#### What needs to be done:
Below are records; transcribe only the line with "Convert this screenshot" and those after it, through the last line, without any change.

════════

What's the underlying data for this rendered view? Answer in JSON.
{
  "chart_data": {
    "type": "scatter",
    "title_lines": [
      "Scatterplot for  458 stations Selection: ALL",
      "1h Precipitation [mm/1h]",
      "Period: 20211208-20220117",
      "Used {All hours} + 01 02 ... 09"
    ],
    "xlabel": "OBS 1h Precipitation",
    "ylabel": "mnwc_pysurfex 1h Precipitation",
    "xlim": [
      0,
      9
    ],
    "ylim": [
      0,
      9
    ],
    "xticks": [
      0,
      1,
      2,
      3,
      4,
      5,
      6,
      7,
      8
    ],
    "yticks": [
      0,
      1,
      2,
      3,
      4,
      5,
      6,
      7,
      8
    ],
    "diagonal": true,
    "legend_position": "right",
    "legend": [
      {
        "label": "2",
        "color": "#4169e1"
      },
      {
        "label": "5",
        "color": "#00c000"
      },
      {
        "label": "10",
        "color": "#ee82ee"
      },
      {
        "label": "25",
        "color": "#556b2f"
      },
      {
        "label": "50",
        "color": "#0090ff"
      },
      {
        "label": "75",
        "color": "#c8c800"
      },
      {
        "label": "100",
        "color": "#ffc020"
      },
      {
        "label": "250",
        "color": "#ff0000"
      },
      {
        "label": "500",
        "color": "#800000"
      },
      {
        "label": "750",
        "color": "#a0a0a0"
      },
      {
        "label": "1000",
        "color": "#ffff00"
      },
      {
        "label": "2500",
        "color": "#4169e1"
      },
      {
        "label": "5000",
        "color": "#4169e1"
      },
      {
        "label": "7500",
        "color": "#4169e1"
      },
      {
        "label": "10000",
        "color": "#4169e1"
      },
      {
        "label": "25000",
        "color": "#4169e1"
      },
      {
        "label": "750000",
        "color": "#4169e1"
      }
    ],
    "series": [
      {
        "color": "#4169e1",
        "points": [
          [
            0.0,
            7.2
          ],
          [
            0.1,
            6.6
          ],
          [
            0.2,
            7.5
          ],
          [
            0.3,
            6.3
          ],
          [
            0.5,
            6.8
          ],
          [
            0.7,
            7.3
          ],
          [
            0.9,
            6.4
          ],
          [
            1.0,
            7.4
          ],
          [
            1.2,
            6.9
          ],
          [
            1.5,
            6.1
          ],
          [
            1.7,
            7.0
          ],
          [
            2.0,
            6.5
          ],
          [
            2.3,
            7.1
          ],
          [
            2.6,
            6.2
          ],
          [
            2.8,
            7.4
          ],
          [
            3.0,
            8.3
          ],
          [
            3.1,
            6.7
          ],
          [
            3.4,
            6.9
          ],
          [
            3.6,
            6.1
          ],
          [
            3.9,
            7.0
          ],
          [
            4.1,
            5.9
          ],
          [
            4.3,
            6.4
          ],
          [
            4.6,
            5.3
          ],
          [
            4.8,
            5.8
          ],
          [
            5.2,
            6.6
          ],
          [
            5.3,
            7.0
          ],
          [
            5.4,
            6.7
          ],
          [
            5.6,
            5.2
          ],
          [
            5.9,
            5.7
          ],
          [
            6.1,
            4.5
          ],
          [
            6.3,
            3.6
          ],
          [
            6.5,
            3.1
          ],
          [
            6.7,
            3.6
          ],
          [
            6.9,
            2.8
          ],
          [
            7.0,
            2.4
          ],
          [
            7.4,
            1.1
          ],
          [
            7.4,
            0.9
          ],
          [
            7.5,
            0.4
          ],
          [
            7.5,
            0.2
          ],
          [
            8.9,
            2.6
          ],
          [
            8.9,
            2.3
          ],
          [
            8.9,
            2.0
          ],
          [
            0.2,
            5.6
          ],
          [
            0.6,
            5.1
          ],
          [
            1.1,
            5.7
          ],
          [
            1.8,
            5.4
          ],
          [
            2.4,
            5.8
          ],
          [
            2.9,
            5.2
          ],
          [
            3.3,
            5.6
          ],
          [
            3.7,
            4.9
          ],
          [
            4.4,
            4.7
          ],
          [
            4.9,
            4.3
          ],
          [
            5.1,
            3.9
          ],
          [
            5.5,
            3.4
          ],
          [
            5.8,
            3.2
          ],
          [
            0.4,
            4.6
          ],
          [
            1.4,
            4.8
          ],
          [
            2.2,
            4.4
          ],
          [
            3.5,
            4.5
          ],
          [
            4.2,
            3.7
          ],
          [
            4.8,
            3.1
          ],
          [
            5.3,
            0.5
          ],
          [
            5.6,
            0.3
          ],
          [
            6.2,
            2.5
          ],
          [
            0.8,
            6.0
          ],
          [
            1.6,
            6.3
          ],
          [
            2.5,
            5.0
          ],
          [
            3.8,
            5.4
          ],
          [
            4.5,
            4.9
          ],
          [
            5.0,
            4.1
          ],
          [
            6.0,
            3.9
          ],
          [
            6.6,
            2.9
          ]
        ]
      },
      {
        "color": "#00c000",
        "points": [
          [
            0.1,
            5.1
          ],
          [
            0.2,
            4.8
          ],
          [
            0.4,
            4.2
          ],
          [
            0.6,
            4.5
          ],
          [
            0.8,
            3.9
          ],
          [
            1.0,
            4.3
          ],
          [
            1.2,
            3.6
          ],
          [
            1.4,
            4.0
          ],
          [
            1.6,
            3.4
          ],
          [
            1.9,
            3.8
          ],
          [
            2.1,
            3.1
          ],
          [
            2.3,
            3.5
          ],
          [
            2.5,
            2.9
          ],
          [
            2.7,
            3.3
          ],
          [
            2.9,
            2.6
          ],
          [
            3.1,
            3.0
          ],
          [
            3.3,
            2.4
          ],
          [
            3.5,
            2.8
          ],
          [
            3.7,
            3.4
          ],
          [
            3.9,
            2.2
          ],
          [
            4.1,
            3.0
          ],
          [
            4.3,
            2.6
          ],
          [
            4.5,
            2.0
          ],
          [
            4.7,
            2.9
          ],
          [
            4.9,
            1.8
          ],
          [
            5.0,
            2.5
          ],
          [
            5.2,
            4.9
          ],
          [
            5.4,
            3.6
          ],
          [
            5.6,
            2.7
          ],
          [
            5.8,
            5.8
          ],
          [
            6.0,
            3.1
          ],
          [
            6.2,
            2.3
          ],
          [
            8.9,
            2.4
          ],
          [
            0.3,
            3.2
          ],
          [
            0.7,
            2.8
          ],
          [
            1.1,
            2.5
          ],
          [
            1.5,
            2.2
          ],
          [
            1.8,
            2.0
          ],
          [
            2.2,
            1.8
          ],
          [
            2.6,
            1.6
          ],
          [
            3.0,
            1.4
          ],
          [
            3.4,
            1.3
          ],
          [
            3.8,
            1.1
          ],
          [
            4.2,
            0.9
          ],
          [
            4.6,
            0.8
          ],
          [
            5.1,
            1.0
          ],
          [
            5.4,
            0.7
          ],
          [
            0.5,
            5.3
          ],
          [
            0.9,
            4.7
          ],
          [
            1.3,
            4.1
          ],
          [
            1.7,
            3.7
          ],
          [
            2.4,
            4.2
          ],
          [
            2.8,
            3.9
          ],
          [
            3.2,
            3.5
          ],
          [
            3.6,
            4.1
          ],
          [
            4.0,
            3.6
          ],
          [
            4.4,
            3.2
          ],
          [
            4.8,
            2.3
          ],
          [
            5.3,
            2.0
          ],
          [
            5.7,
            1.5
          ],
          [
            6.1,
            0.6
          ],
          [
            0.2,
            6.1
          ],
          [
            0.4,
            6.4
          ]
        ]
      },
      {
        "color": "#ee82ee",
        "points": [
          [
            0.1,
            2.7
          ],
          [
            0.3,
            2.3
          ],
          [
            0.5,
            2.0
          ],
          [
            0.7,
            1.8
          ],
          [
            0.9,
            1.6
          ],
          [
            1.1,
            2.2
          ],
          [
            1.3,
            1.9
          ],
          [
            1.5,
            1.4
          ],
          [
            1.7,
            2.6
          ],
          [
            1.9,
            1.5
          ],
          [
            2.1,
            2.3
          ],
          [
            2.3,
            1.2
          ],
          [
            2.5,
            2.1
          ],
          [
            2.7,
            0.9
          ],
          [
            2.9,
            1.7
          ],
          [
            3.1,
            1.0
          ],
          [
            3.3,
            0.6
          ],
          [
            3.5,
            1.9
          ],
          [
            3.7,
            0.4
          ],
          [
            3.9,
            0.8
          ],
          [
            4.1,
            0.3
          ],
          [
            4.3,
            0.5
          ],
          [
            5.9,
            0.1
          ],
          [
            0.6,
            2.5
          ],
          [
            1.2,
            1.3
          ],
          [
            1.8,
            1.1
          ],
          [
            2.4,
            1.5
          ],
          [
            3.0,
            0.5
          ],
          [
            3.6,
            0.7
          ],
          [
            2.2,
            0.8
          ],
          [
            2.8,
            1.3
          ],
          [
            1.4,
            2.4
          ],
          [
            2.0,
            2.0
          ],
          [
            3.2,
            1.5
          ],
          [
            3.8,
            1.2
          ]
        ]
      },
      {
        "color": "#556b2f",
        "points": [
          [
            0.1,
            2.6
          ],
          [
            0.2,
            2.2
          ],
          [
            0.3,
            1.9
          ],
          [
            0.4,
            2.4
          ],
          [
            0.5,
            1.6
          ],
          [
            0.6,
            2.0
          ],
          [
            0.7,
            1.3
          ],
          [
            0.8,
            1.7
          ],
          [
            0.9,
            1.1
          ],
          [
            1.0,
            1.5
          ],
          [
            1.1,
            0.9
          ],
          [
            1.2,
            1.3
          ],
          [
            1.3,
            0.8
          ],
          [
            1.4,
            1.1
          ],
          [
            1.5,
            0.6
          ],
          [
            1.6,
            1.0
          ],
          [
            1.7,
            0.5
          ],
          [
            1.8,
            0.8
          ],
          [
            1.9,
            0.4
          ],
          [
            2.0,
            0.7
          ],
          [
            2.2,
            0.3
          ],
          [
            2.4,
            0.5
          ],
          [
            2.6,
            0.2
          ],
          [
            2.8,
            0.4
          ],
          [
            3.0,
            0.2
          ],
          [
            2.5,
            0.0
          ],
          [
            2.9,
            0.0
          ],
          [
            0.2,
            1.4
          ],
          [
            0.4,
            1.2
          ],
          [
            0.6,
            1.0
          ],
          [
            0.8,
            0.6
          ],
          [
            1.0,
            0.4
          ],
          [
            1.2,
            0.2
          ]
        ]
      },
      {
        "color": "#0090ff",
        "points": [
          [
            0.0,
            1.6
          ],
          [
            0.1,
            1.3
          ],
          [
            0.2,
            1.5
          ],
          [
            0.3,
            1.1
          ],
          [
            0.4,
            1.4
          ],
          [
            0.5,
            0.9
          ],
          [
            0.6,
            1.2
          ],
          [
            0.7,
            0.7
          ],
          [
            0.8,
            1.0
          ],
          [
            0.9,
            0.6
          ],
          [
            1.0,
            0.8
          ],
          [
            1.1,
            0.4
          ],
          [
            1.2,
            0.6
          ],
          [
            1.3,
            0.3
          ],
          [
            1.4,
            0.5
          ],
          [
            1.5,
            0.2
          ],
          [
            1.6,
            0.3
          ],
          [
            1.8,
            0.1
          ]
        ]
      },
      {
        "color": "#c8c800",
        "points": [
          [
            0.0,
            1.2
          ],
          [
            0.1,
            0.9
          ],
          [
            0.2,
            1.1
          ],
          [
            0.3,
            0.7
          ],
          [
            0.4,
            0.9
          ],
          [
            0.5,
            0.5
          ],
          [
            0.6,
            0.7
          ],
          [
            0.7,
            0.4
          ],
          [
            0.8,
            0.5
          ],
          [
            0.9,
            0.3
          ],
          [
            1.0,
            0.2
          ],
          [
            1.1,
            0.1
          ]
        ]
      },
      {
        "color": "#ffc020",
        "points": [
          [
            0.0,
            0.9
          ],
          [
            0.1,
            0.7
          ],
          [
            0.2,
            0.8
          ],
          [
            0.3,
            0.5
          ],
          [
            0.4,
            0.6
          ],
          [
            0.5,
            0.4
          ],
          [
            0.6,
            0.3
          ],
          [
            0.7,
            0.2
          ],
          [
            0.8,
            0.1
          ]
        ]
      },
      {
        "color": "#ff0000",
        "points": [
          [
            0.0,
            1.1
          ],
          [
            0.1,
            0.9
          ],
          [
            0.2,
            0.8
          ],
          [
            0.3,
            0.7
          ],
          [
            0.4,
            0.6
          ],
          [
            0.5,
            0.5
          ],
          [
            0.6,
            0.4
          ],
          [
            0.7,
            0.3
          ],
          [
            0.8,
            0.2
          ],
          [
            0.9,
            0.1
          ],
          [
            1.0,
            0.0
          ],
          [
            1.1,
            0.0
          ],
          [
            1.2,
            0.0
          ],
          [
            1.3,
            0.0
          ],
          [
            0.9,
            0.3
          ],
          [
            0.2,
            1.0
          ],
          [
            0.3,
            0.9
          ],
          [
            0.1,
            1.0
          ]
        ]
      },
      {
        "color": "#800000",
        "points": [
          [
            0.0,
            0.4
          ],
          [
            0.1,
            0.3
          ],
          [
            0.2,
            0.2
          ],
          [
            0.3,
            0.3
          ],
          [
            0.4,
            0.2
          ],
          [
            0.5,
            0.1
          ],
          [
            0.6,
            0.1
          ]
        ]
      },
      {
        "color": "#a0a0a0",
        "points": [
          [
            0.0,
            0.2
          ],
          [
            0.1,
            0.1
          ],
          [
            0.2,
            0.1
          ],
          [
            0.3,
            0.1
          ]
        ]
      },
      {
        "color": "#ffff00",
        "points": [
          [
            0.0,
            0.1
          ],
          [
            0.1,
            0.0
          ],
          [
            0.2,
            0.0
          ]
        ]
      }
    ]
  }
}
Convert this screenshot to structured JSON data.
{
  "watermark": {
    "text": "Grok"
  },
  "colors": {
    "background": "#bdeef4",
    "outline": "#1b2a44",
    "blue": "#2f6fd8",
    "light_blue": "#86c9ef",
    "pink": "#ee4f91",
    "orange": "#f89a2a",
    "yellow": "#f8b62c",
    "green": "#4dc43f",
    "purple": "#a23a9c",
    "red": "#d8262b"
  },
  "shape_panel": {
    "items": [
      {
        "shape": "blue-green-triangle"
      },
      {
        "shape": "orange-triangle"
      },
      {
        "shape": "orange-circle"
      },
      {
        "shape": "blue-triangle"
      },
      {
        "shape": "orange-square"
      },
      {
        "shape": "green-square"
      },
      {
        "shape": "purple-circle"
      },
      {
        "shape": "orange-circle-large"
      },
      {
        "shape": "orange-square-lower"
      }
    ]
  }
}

════════

#### Output below:
Convert this screenshot to structured JSON data.
{
  "watermark": {
    "text": "Grok"
  },
  "colors": {
    "background": "#bdeef4",
    "outline": "#1b2a44",
    "blue": "#2f6fd8",
    "light_blue": "#86c9ef",
    "pink": "#ee4f91",
    "orange": "#f89a2a",
    "yellow": "#f8b62c",
    "green": "#4dc43f",
    "purple": "#a23a9c",
    "red": "#d8262b"
  },
  "shape_panel": {
    "items": [
      {
        "shape": "blue-green-triangle"
      },
      {
        "shape": "orange-triangle"
      },
      {
        "shape": "orange-circle"
      },
      {
        "shape": "blue-triangle"
      },
      {
        "shape": "orange-square"
      },
      {
        "shape": "green-square"
      },
      {
        "shape": "purple-circle"
      },
      {
        "shape": "orange-circle-large"
      },
      {
        "shape": "orange-square-lower"
      }
    ]
  }
}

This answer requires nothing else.